*** Text provided ***
Time frame: Baseline 5 up to week 10
Change in PQAS unpleasantness score
Will use analysis of covariance (ANCOVA) to evaluate whether chemotherapy induced peripheral neuropathy (CIPN) differs across the three subgroups with 0, 10 or 15 additional sessions of NFB, among the participants from the NFB + DL group who report at least 1-point clinical improvement in CIPN at week 5. The analysis will adjust for the baseline outcome (at week 5), time with CIPN symptoms (minimization factor), and other covariates such as age, sex, cancer stage, time since diagnosis, and cancer type, as appropriate. Pain Quality Assessment Scale (0-10) 0-No pain-10 Most Intense Pain Imaginable.
Time frame: Baseline 5 up to week 10
Baseline brain signatures as predictors of response to NFB and to DL
Will perform ANCOVA with the change of the unpleasantness subscale from baseline to week 5 (i.e., end of the first 15 sessions of NFB) as the outcome, intervention (NFB, DL or combo), the brain signature (one at a time) and its interaction with intervention as the independent variables of interest. Pain Quality Assessment Scale (0-10) 0-No pain-10 Most Intense Pain Imaginable.
*** End of Text provided ***
Tasks to carry out:
• a. In the neuropathy trial text, why does the ANCOVA for the three NFB subgroups adjust for time with CIPN symptoms? Answer in one to three sentences.
• b. Continue the neuropathy trial text from where it stops.
*** Data provided ***
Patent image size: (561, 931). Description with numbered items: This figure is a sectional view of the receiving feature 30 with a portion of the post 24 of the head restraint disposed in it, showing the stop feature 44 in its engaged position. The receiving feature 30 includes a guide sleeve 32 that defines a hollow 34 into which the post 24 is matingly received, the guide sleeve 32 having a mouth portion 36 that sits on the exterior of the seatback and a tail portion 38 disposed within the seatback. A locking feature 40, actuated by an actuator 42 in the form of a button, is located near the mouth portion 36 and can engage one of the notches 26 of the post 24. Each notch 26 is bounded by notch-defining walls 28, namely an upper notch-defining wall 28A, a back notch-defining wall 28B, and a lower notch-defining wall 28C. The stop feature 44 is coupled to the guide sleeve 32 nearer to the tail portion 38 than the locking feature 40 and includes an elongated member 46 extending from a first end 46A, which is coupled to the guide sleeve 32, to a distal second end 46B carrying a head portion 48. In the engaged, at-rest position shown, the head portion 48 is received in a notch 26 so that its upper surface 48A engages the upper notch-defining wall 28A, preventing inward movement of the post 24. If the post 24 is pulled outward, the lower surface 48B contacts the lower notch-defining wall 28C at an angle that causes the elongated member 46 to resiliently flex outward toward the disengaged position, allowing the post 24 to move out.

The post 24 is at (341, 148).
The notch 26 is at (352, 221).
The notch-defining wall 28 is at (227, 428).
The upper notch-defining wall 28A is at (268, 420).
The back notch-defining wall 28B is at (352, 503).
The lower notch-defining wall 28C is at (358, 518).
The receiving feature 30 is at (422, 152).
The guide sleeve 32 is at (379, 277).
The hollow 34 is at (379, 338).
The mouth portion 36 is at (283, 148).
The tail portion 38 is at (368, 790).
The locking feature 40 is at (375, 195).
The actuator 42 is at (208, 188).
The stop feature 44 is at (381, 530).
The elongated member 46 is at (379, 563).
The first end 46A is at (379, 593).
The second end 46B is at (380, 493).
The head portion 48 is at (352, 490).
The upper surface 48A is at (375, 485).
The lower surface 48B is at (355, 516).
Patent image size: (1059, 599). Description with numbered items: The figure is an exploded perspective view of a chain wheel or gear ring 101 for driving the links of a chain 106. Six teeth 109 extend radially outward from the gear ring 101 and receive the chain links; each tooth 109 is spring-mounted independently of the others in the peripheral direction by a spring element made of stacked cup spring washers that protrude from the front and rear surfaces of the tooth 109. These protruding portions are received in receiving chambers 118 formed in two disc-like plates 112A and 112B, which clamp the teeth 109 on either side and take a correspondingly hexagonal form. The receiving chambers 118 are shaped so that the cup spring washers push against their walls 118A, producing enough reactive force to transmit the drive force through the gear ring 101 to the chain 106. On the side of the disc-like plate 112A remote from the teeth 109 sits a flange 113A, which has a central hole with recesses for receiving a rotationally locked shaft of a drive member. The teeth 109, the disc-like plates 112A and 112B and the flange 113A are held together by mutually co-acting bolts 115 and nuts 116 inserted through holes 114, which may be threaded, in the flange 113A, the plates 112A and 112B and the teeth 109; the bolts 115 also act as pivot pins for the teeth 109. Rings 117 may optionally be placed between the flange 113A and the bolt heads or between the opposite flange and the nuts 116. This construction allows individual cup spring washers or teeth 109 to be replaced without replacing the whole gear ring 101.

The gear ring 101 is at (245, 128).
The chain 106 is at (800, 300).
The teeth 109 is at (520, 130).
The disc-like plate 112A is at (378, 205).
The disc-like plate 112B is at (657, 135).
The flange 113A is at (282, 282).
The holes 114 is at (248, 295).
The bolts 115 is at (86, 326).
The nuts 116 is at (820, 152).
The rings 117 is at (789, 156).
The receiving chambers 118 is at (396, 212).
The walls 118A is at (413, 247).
*** End of Data provided ***
Per-task answers:
• a. The analysis adjusts for time with CIPN symptoms because it is a minimization factor.

• b.
Time frame: Up to week 5
Evaluation of patients who will require more sessions of NFB to achieve relief of symptoms
Linear mixed model (LMM) analyses will be performed using data measured at end of treatment, months 6 and 12 only on patients who report clinical improvement at week 5.
Time frame: Up to 12 months post-treatment
Change in cancer-related symptoms
ANCOVA and LMM analyses will be performed to evaluate the effect of the number of additional NFB sessions on cancer-related symptoms.
Time frame: Baseline up to 12 months post-treatment
Change in physical functioning
ANCOVA and LMM analyses will be performed to evaluate the effect of the number of additional NFB sessions on physical functioning.
Time frame: Baseline up to 12 months post-treatment
Change in quality of life
ANCOVA and LMM analyses will be performed to evaluate the effect of the number of additional NFB sessions on quality of life.